◆ Problem statement ◆
Below you will find a set of lines. Repeat them all exactly.

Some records
----

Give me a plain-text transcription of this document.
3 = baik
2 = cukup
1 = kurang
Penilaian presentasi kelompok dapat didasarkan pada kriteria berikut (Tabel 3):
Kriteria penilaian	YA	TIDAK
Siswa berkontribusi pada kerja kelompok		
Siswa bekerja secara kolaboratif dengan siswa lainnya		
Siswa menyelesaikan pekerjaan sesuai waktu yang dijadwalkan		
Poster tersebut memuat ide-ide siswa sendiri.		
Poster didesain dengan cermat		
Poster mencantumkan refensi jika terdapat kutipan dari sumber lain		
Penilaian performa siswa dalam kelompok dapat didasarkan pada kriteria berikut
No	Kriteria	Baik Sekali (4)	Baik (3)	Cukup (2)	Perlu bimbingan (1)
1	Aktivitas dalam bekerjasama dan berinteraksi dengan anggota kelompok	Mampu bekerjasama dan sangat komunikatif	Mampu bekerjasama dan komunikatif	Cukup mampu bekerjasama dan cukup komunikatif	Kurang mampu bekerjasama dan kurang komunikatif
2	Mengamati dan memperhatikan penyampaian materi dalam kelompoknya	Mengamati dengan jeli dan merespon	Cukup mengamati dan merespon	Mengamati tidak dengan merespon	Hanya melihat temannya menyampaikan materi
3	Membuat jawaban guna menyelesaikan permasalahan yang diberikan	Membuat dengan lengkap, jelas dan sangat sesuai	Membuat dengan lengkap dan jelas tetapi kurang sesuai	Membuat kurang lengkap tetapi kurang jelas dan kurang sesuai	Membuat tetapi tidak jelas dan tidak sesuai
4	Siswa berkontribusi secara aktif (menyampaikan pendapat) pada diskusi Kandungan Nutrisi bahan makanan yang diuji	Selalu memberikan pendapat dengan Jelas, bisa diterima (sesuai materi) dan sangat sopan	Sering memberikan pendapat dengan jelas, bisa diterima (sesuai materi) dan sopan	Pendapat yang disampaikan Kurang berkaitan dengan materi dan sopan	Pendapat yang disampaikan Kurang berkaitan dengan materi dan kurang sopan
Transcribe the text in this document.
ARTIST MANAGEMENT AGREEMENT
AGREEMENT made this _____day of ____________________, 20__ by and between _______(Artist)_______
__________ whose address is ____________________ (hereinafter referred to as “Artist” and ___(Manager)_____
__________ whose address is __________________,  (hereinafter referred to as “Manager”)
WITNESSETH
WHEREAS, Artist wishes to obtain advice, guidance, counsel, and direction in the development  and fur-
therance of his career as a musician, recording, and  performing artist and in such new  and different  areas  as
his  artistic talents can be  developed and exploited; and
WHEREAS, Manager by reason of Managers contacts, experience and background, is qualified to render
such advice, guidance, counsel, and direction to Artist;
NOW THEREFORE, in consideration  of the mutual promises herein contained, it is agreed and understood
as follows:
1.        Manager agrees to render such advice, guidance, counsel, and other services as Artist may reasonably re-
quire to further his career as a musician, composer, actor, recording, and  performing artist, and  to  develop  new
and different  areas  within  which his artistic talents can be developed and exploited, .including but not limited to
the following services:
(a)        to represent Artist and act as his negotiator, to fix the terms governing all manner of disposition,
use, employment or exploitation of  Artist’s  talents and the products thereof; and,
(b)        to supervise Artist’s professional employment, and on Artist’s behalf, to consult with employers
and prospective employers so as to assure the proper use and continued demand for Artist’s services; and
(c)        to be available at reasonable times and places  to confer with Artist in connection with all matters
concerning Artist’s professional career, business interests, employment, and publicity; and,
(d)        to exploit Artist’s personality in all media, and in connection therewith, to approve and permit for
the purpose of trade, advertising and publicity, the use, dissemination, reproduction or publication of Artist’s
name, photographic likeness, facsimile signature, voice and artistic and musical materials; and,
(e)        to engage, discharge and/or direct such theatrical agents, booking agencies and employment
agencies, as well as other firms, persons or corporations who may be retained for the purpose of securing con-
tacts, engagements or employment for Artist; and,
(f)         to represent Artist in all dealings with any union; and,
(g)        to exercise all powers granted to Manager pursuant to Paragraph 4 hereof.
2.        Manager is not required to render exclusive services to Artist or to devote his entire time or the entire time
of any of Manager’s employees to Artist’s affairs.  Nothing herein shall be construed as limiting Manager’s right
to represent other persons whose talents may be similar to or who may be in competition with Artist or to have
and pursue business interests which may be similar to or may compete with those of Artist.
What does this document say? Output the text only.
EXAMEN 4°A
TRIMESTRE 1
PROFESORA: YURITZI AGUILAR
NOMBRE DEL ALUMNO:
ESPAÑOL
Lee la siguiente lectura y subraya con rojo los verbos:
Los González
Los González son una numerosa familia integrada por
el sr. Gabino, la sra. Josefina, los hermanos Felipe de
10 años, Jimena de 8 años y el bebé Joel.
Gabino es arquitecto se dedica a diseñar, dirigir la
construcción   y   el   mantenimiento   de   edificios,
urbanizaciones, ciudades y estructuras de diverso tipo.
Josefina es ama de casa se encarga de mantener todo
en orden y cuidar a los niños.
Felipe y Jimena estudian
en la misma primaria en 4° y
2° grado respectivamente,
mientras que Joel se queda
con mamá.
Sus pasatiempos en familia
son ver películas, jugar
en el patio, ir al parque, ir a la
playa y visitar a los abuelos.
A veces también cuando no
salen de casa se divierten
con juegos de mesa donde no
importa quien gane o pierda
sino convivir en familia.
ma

----

◆ Exercise answer ◆
Give me a plain-text transcription of this document.
3 = baik
2 = cukup
1 = kurang
Penilaian presentasi kelompok dapat didasarkan pada kriteria berikut (Tabel 3):
Kriteria penilaian	YA	TIDAK
Siswa berkontribusi pada kerja kelompok		
Siswa bekerja secara kolaboratif dengan siswa lainnya		
Siswa menyelesaikan pekerjaan sesuai waktu yang dijadwalkan		
Poster tersebut memuat ide-ide siswa sendiri.		
Poster didesain dengan cermat		
Poster mencantumkan refensi jika terdapat kutipan dari sumber lain		
Penilaian performa siswa dalam kelompok dapat didasarkan pada kriteria berikut
No	Kriteria	Baik Sekali (4)	Baik (3)	Cukup (2)	Perlu bimbingan (1)
1	Aktivitas dalam bekerjasama dan berinteraksi dengan anggota kelompok	Mampu bekerjasama dan sangat komunikatif	Mampu bekerjasama dan komunikatif	Cukup mampu bekerjasama dan cukup komunikatif	Kurang mampu bekerjasama dan kurang komunikatif
2	Mengamati dan memperhatikan penyampaian materi dalam kelompoknya	Mengamati dengan jeli dan merespon	Cukup mengamati dan merespon	Mengamati tidak dengan merespon	Hanya melihat temannya menyampaikan materi
3	Membuat jawaban guna menyelesaikan permasalahan yang diberikan	Membuat dengan lengkap, jelas dan sangat sesuai	Membuat dengan lengkap dan jelas tetapi kurang sesuai	Membuat kurang lengkap tetapi kurang jelas dan kurang sesuai	Membuat tetapi tidak jelas dan tidak sesuai
4	Siswa berkontribusi secara aktif (menyampaikan pendapat) pada diskusi Kandungan Nutrisi bahan makanan yang diuji	Selalu memberikan pendapat dengan Jelas, bisa diterima (sesuai materi) dan sangat sopan	Sering memberikan pendapat dengan jelas, bisa diterima (sesuai materi) dan sopan	Pendapat yang disampaikan Kurang berkaitan dengan materi dan sopan	Pendapat yang disampaikan Kurang berkaitan dengan materi dan kurang sopan
Transcribe the text in this document.
ARTIST MANAGEMENT AGREEMENT
AGREEMENT made this _____day of ____________________, 20__ by and between _______(Artist)_______
__________ whose address is ____________________ (hereinafter referred to as “Artist” and ___(Manager)_____
__________ whose address is __________________,  (hereinafter referred to as “Manager”)
WITNESSETH
WHEREAS, Artist wishes to obtain advice, guidance, counsel, and direction in the development  and fur-
therance of his career as a musician, recording, and  performing artist and in such new  and different  areas  as
his  artistic talents can be  developed and exploited; and
WHEREAS, Manager by reason of Managers contacts, experience and background, is qualified to render
such advice, guidance, counsel, and direction to Artist;
NOW THEREFORE, in consideration  of the mutual promises herein contained, it is agreed and understood
as follows:
1.        Manager agrees to render such advice, guidance, counsel, and other services as Artist may reasonably re-
quire to further his career as a musician, composer, actor, recording, and  performing artist, and  to  develop  new
and different  areas  within  which his artistic talents can be developed and exploited, .including but not limited to
the following services:
(a)        to represent Artist and act as his negotiator, to fix the terms governing all manner of disposition,
use, employment or exploitation of  Artist’s  talents and the products thereof; and,
(b)        to supervise Artist’s professional employment, and on Artist’s behalf, to consult with employers
and prospective employers so as to assure the proper use and continued demand for Artist’s services; and
(c)        to be available at reasonable times and places  to confer with Artist in connection with all matters
concerning Artist’s professional career, business interests, employment, and publicity; and,
(d)        to exploit Artist’s personality in all media, and in connection therewith, to approve and permit for
the purpose of trade, advertising and publicity, the use, dissemination, reproduction or publication of Artist’s
name, photographic likeness, facsimile signature, voice and artistic and musical materials; and,
(e)        to engage, discharge and/or direct such theatrical agents, booking agencies and employment
agencies, as well as other firms, persons or corporations who may be retained for the purpose of securing con-
tacts, engagements or employment for Artist; and,
(f)         to represent Artist in all dealings with any union; and,
(g)        to exercise all powers granted to Manager pursuant to Paragraph 4 hereof.
2.        Manager is not required to render exclusive services to Artist or to devote his entire time or the entire time
of any of Manager’s employees to Artist’s affairs.  Nothing herein shall be construed as limiting Manager’s right
to represent other persons whose talents may be similar to or who may be in competition with Artist or to have
and pursue business interests which may be similar to or may compete with those of Artist.
What does this document say? Output the text only.
EXAMEN 4°A
TRIMESTRE 1
PROFESORA: YURITZI AGUILAR
NOMBRE DEL ALUMNO:
ESPAÑOL
Lee la siguiente lectura y subraya con rojo los verbos:
Los González
Los González son una numerosa familia integrada por
el sr. Gabino, la sra. Josefina, los hermanos Felipe de
10 años, Jimena de 8 años y el bebé Joel.
Gabino es arquitecto se dedica a diseñar, dirigir la
construcción   y   el   mantenimiento   de   edificios,
urbanizaciones, ciudades y estructuras de diverso tipo.
Josefina es ama de casa se encarga de mantener todo
en orden y cuidar a los niños.
Felipe y Jimena estudian
en la misma primaria en 4° y
2° grado respectivamente,
mientras que Joel se queda
con mamá.
Sus pasatiempos en familia
son ver películas, jugar
en el patio, ir al parque, ir a la
playa y visitar a los abuelos.
A veces también cuando no
salen de casa se divierten
con juegos de mesa donde no
importa quien gane o pierda
sino convivir en familia.
ma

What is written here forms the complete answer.